Exercise goal
Select from the data all lines with the word "based".

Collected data
--- begin ---
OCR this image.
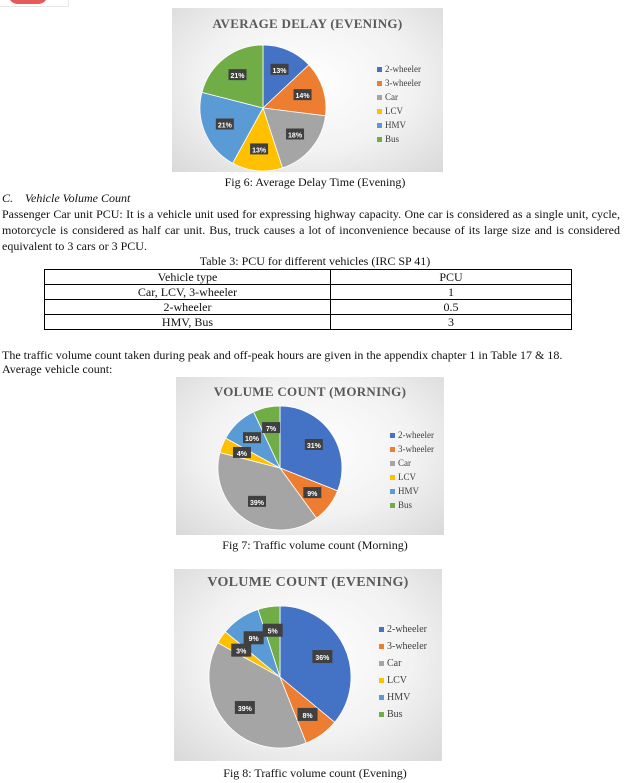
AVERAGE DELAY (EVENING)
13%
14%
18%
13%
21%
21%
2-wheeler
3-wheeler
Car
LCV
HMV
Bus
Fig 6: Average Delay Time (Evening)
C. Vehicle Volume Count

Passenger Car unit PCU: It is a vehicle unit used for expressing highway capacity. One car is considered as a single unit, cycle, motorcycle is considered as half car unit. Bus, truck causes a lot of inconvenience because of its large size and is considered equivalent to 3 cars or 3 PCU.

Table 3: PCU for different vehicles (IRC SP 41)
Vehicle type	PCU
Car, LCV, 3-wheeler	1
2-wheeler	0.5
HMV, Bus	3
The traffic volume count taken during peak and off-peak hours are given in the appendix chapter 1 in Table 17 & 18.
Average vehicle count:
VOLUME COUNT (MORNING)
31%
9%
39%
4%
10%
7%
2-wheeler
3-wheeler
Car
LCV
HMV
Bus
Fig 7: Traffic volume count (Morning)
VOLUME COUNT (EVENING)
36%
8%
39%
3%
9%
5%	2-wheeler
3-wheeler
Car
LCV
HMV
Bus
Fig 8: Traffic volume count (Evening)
--- end ---
--- begin ---
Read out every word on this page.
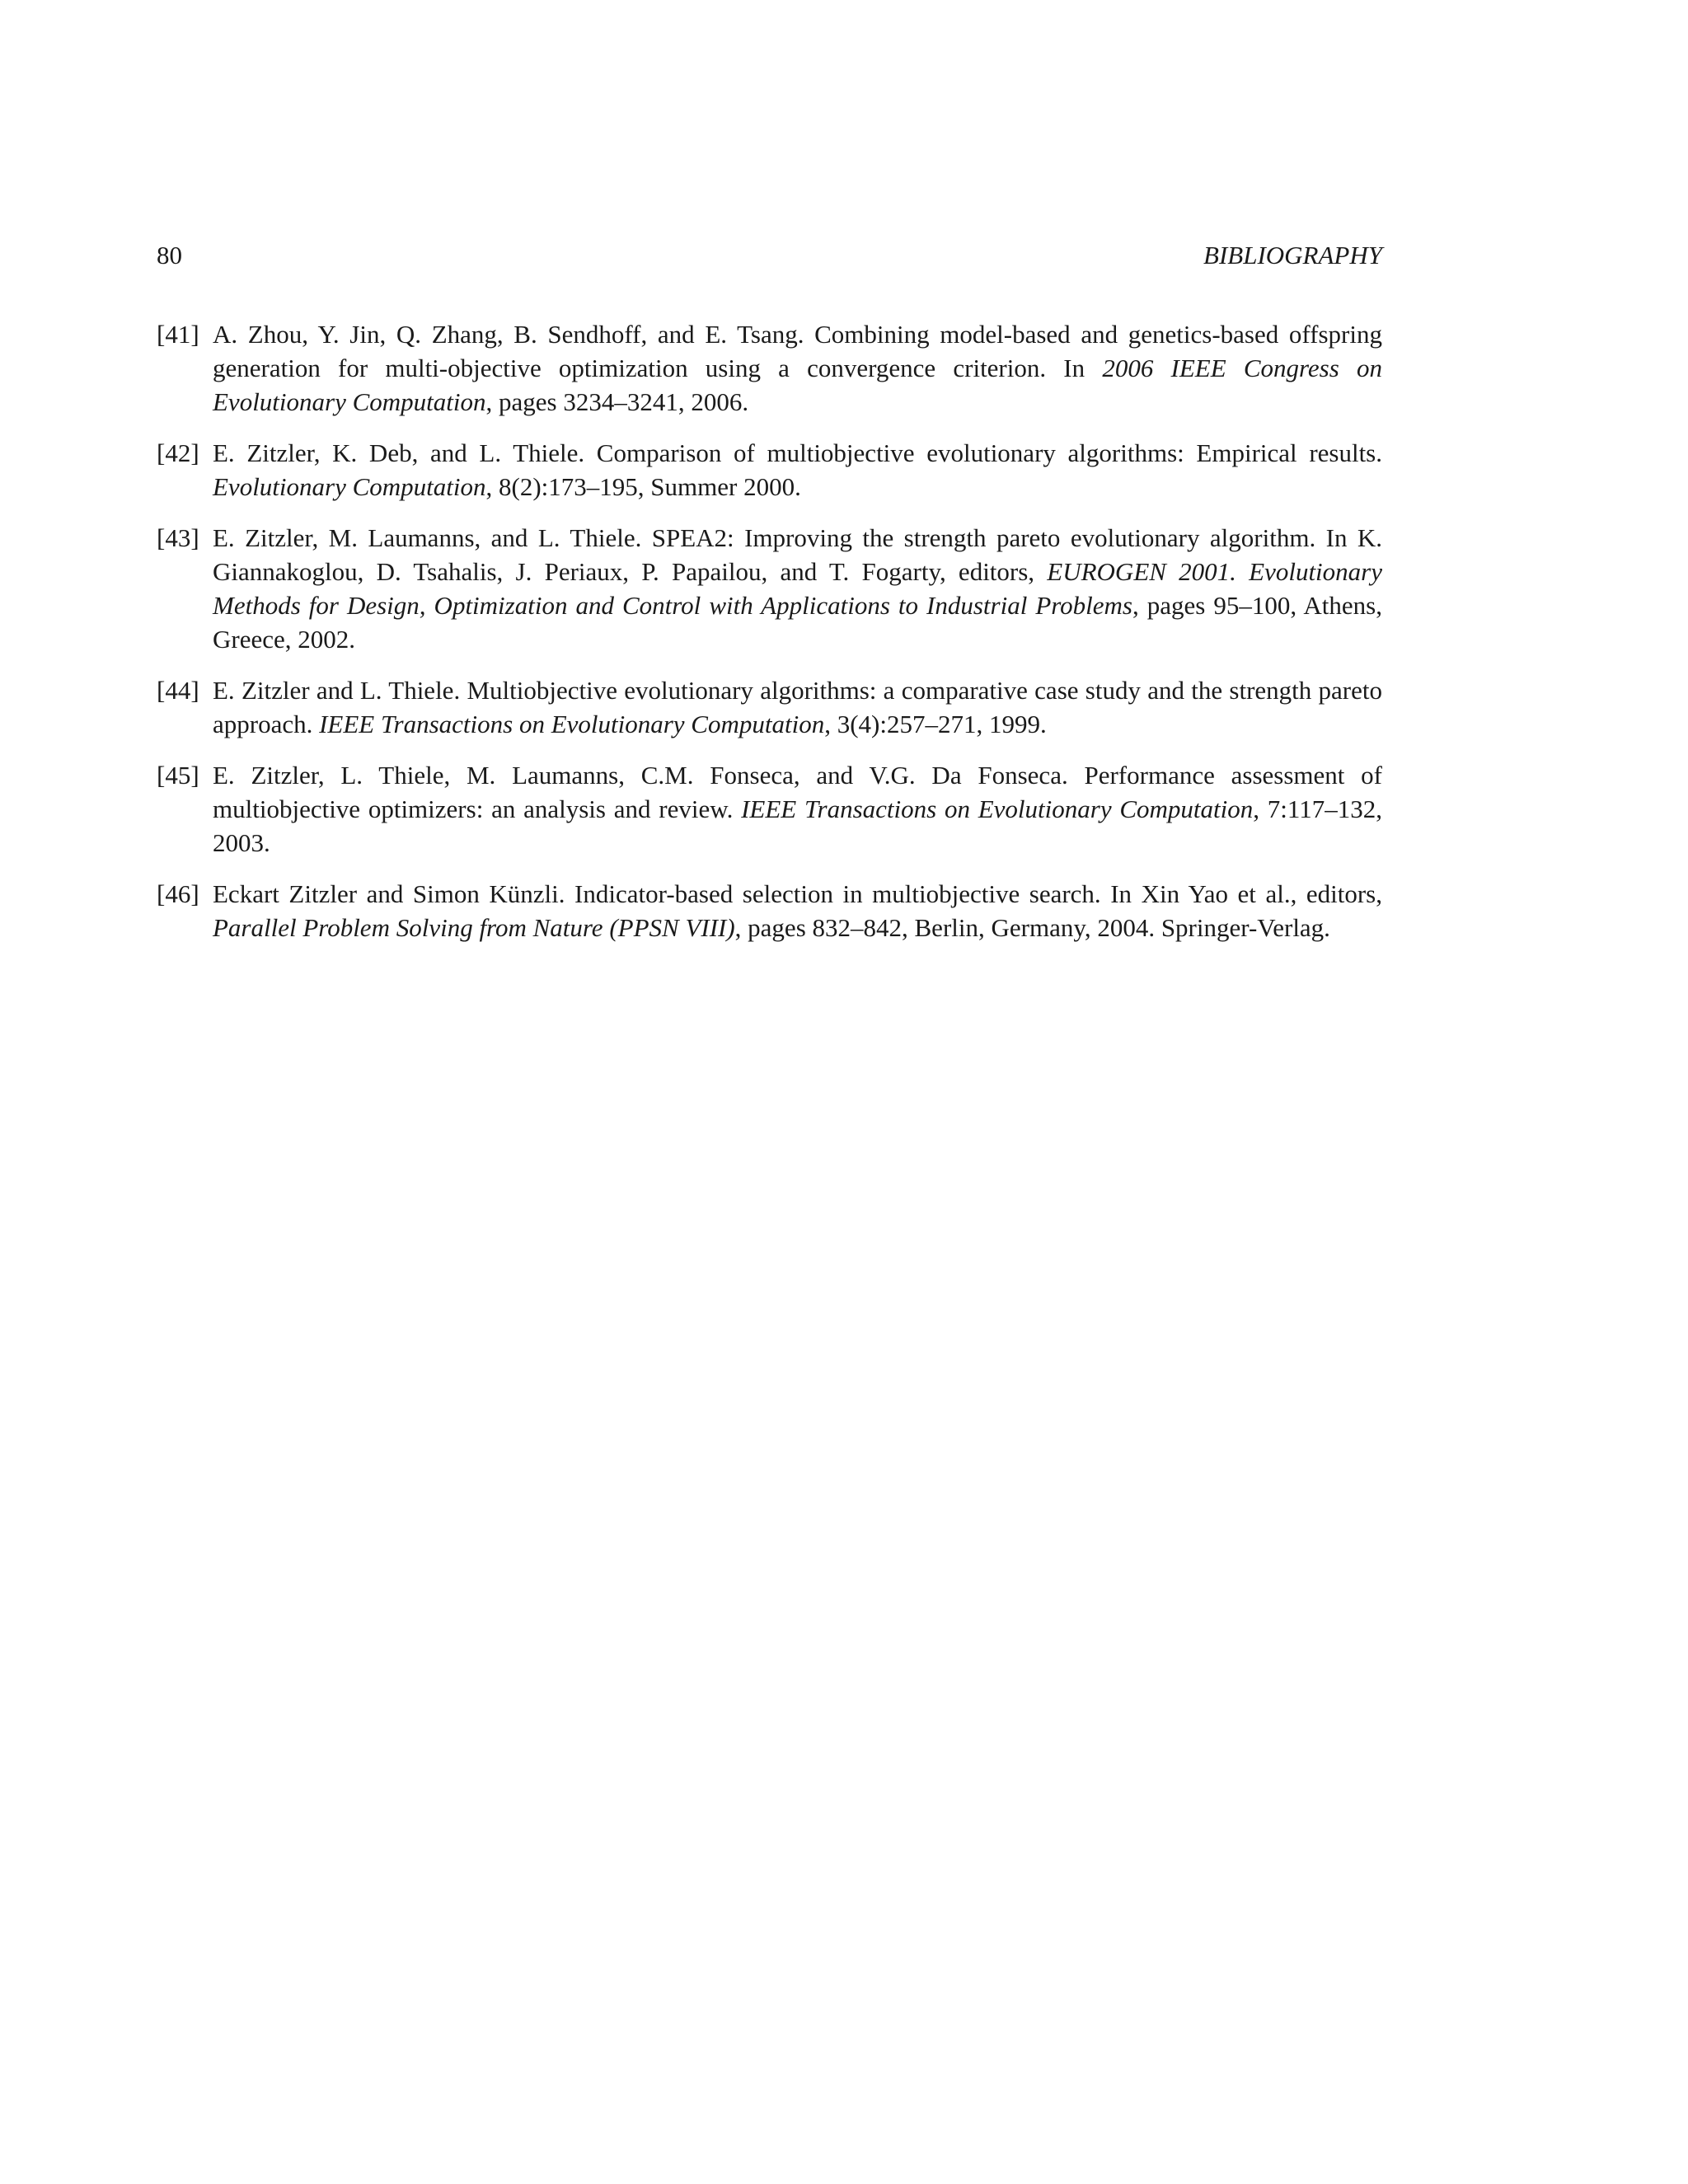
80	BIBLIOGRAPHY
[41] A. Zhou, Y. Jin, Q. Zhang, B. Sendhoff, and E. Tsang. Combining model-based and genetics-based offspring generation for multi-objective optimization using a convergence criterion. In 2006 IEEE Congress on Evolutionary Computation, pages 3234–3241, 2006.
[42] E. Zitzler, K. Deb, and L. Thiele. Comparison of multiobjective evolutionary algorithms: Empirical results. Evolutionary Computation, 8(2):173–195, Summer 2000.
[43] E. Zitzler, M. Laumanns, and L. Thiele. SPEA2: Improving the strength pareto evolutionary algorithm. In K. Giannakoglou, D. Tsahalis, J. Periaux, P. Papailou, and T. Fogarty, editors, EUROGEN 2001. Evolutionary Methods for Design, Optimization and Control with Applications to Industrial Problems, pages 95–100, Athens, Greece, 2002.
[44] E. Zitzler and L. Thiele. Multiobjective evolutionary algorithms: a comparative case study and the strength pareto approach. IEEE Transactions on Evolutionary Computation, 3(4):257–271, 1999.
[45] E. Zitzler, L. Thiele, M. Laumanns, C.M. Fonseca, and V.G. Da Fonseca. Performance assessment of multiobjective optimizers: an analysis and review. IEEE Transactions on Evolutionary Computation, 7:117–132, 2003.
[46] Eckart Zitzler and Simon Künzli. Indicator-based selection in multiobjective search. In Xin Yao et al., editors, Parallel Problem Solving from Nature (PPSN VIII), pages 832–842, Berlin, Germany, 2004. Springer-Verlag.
--- end ---
Solution for this task
[41] A. Zhou, Y. Jin, Q. Zhang, B. Sendhoff, and E. Tsang. Combining model-based and genetics-based offspring generation for multi-objective optimization using a convergence criterion. In 2006 IEEE Congress on Evolutionary Computation, pages 3234–3241, 2006.
[46] Eckart Zitzler and Simon Künzli. Indicator-based selection in multiobjective search. In Xin Yao et al., editors, Parallel Problem Solving from Nature (PPSN VIII), pages 832–842, Berlin, Germany, 2004. Springer-Verlag.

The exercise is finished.